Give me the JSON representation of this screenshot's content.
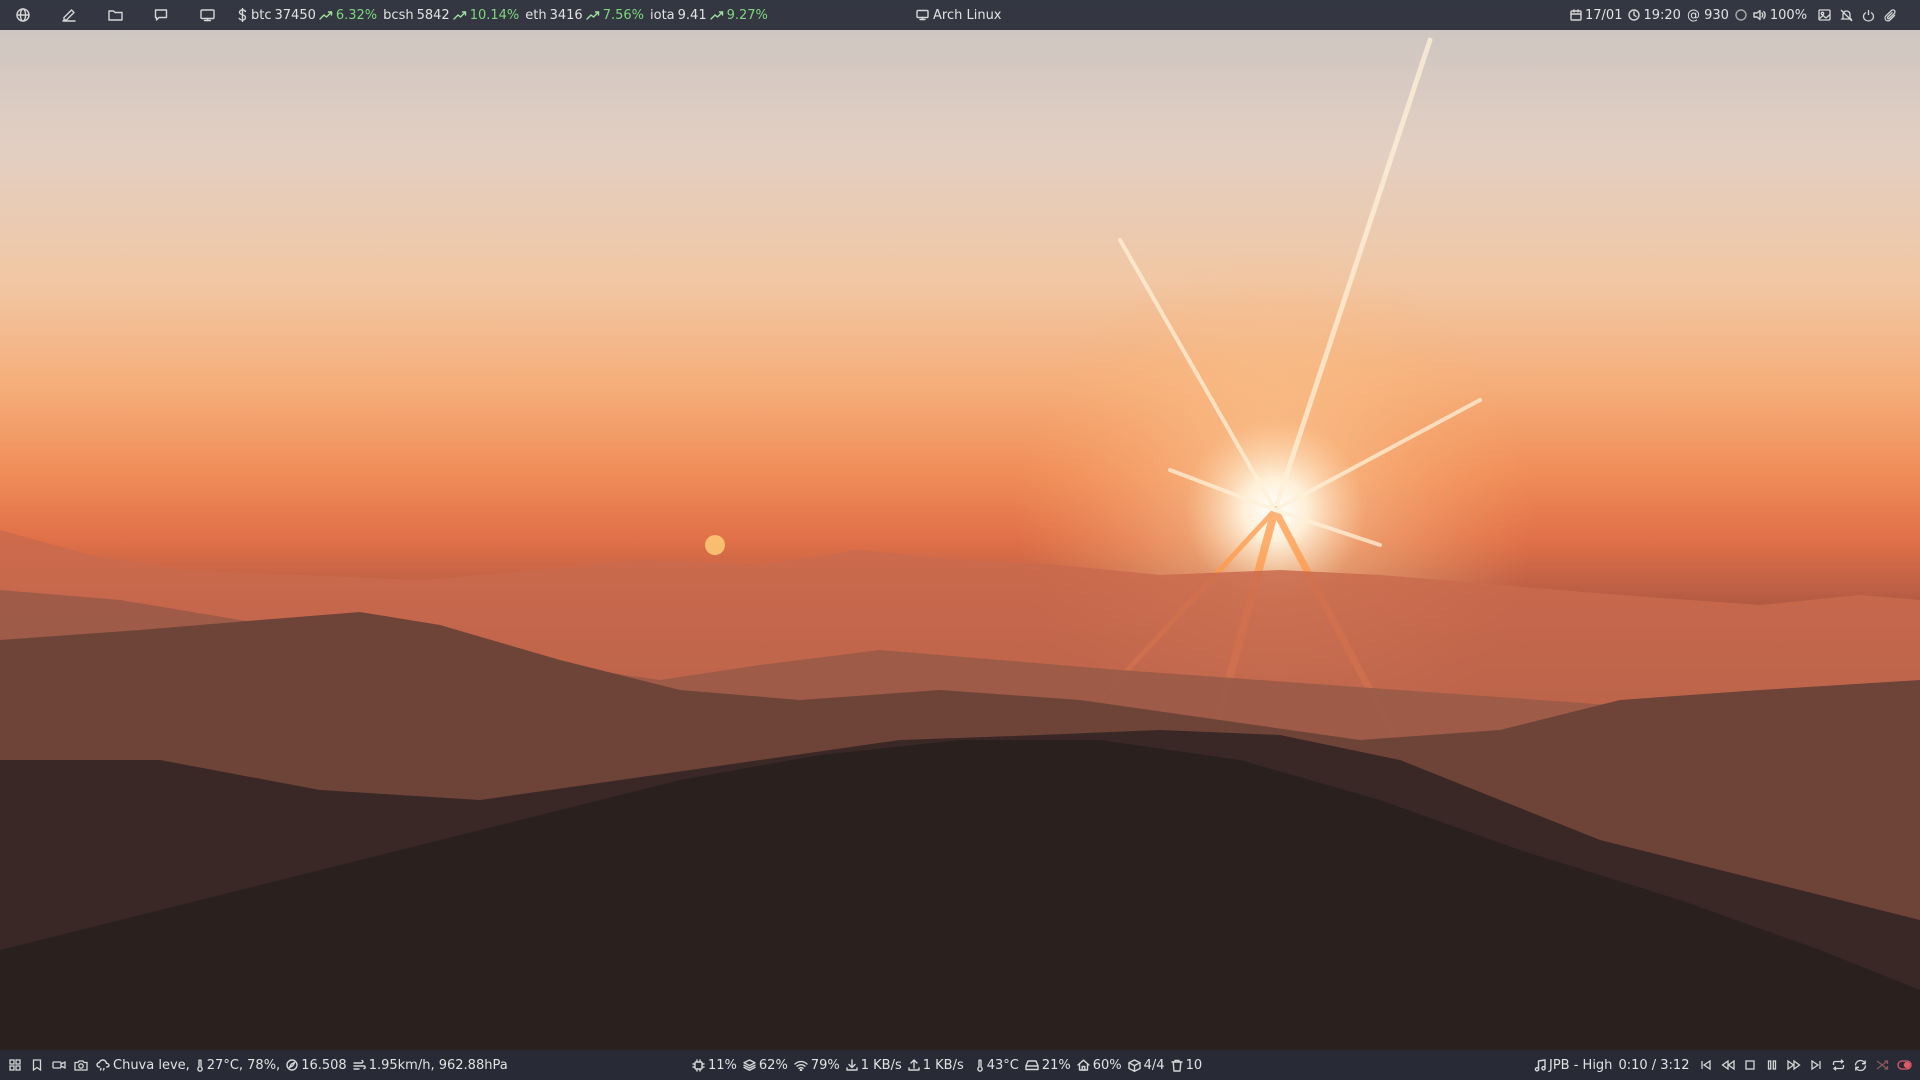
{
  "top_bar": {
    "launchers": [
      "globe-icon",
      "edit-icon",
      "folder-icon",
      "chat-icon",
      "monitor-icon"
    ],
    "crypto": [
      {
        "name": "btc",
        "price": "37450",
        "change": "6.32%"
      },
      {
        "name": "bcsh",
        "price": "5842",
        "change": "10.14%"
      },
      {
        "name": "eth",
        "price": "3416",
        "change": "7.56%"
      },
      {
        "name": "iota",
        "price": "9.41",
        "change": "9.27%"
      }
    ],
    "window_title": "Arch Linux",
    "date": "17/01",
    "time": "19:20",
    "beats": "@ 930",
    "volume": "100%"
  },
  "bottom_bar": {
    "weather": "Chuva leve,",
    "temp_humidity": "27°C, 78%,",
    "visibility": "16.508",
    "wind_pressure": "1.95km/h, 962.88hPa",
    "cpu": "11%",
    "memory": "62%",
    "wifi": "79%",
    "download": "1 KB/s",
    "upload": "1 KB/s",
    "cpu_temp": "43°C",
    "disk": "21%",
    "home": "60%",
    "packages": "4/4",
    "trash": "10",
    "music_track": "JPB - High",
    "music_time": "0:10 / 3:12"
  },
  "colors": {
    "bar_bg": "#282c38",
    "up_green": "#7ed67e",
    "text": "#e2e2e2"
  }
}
★ ★ ★ ★ ★
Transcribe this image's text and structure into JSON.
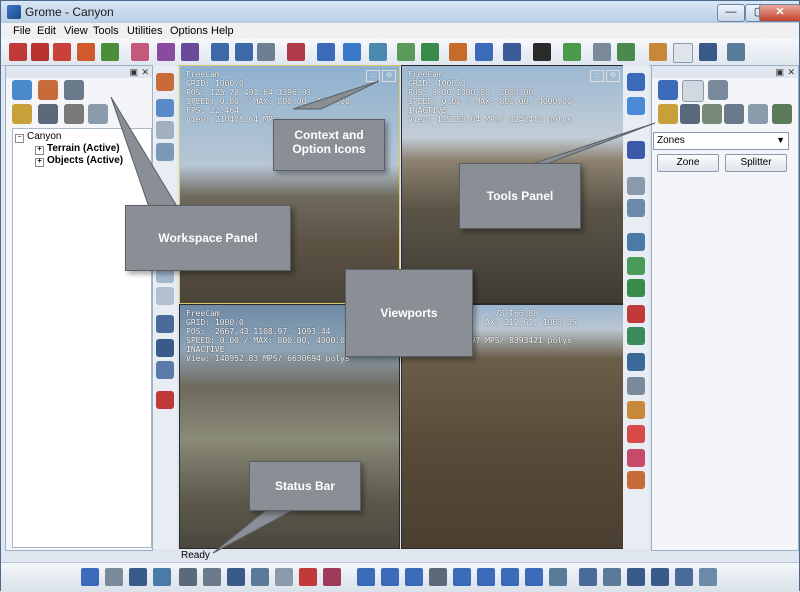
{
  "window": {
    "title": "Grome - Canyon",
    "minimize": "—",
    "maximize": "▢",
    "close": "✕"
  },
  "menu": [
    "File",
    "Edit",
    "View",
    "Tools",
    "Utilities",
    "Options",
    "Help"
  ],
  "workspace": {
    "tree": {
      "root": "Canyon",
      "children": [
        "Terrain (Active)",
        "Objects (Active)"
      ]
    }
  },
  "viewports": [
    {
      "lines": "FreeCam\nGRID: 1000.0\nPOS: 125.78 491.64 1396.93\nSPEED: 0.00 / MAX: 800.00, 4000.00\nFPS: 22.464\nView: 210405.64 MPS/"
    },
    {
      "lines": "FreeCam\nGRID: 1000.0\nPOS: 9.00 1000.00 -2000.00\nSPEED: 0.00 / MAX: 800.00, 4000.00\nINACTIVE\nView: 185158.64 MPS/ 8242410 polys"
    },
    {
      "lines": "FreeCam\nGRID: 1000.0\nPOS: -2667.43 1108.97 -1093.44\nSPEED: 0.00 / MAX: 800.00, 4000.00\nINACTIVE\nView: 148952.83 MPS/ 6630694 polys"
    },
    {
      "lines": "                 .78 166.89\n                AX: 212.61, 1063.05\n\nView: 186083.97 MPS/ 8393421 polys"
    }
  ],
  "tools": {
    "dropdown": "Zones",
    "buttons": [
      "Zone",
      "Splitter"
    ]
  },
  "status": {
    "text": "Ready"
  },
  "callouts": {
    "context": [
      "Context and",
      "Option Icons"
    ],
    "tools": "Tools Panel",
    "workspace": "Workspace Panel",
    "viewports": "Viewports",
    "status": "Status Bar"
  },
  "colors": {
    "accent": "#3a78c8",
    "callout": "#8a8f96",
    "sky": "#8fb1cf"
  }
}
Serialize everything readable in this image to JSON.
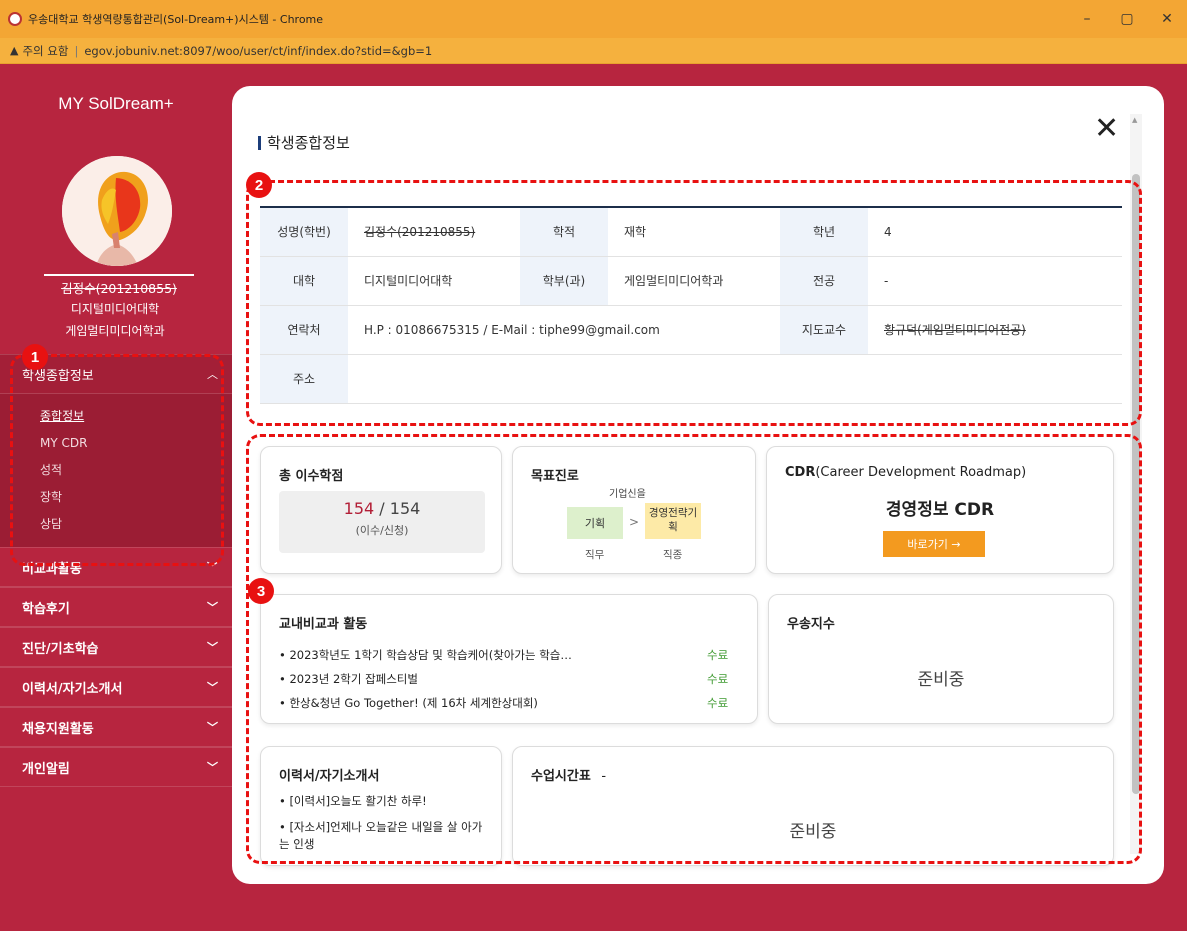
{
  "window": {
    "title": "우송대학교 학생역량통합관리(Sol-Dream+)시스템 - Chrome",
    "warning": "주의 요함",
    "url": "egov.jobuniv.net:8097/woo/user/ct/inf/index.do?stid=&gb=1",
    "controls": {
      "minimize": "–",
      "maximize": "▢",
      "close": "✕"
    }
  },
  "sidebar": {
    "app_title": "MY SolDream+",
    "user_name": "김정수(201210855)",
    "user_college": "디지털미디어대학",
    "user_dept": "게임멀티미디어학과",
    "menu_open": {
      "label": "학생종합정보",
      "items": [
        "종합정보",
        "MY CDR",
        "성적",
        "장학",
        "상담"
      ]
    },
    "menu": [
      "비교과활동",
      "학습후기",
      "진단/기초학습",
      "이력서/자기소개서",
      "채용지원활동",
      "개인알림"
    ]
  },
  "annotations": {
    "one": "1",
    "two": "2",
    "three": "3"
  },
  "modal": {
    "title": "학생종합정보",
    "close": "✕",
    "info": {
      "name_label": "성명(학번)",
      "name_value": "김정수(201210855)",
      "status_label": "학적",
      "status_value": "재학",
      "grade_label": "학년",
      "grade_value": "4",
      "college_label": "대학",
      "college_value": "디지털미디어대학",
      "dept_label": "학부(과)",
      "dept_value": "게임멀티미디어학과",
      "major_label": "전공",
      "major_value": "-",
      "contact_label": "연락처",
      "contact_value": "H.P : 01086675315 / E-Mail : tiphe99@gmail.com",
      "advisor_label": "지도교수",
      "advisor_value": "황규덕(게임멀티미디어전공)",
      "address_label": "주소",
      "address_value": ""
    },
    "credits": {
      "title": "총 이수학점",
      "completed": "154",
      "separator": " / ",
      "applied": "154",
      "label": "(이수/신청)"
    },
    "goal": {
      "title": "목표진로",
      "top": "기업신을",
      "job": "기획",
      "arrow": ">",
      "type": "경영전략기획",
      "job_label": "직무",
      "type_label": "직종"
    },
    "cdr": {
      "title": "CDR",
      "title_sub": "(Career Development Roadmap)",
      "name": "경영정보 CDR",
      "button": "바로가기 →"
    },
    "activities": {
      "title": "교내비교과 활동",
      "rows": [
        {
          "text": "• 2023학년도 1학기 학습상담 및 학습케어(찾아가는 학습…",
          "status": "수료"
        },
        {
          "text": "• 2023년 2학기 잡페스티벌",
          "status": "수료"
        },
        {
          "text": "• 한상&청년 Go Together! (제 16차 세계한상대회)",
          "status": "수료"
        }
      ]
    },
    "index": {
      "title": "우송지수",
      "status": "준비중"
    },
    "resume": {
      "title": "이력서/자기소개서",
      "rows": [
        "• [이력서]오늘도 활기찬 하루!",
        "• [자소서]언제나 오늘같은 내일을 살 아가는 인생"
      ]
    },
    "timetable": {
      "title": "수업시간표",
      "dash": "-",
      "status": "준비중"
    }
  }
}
★ ★ ★ ★ ★
__What the task asks__:
Search the records above for the string "nView". Copy every line that contains it.

__Written response__:
      "lines": "FreeCam\nGRID: 1000.0\nPOS: 125.78 491.64 1396.93\nSPEED: 0.00 / MAX: 800.00, 4000.00\nFPS: 22.464\nView: 210405.64 MPS/"
      "lines": "FreeCam\nGRID: 1000.0\nPOS: 9.00 1000.00 -2000.00\nSPEED: 0.00 / MAX: 800.00, 4000.00\nINACTIVE\nView: 185158.64 MPS/ 8242410 polys"
      "lines": "FreeCam\nGRID: 1000.0\nPOS: -2667.43 1108.97 -1093.44\nSPEED: 0.00 / MAX: 800.00, 4000.00\nINACTIVE\nView: 148952.83 MPS/ 6630694 polys"
      "lines": "                 .78 166.89\n                AX: 212.61, 1063.05\n\nView: 186083.97 MPS/ 8393421 polys"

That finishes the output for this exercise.